• SUPPLIED DATA:
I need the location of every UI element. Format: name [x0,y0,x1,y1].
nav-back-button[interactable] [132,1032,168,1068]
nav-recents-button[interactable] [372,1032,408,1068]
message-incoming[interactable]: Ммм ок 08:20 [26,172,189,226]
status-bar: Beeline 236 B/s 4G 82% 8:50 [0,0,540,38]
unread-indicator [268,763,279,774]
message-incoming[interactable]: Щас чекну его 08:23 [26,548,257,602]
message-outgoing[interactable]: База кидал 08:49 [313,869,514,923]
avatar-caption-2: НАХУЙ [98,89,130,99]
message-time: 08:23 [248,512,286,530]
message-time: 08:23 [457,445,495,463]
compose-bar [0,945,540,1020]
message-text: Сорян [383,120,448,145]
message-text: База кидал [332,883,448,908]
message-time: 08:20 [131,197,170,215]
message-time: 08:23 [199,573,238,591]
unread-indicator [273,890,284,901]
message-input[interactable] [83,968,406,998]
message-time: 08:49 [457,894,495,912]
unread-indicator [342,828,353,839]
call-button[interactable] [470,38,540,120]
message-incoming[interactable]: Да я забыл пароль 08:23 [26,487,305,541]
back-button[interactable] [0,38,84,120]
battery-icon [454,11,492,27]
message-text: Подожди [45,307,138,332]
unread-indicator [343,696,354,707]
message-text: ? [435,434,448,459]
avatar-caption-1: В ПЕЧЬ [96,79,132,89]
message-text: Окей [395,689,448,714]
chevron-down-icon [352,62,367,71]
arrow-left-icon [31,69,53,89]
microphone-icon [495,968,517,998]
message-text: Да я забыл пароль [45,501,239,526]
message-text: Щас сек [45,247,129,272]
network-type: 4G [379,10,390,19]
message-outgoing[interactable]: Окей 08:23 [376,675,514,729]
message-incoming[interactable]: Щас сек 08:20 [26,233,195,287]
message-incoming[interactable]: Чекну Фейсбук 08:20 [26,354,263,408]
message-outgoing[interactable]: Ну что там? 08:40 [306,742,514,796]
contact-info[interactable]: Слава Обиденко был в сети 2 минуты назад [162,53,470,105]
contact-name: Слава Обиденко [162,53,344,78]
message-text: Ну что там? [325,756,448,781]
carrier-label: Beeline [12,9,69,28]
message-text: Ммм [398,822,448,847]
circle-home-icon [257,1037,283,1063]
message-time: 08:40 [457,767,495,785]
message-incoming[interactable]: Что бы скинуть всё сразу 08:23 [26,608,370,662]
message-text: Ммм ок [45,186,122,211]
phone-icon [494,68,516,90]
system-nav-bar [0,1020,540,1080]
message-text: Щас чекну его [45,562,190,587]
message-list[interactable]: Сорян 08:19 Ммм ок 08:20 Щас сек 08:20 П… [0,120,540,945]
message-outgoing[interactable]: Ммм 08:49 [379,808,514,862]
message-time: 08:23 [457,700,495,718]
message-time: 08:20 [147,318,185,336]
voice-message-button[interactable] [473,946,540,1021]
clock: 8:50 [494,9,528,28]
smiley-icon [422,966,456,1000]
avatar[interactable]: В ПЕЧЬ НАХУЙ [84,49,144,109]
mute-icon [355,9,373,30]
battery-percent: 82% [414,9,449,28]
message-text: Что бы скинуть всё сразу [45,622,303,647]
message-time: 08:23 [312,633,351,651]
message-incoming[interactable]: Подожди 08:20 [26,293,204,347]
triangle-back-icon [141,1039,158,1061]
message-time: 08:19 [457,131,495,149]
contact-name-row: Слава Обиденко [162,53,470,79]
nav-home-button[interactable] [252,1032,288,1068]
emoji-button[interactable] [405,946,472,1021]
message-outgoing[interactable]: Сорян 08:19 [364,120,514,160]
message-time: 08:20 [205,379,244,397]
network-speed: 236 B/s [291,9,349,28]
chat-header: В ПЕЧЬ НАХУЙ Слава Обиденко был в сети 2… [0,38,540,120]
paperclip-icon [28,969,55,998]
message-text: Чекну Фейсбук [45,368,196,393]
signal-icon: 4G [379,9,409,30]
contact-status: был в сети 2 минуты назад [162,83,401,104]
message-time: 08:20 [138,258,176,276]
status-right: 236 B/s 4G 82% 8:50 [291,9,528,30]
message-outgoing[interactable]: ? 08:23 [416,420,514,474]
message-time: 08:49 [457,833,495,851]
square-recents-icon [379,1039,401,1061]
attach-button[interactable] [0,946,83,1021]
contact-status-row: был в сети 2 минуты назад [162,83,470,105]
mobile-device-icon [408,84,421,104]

• DO THIS:
Retype every line above, from the very first one down to the line containing "status-bar: Beeline 236", including both ends.

• ANSWER BELOW:
I need the location of every UI element. Format: name [x0,y0,x1,y1].
nav-back-button[interactable] [132,1032,168,1068]
nav-recents-button[interactable] [372,1032,408,1068]
message-incoming[interactable]: Ммм ок 08:20 [26,172,189,226]
status-bar: Beeline 236 B/s 4G 82% 8:50 [0,0,540,38]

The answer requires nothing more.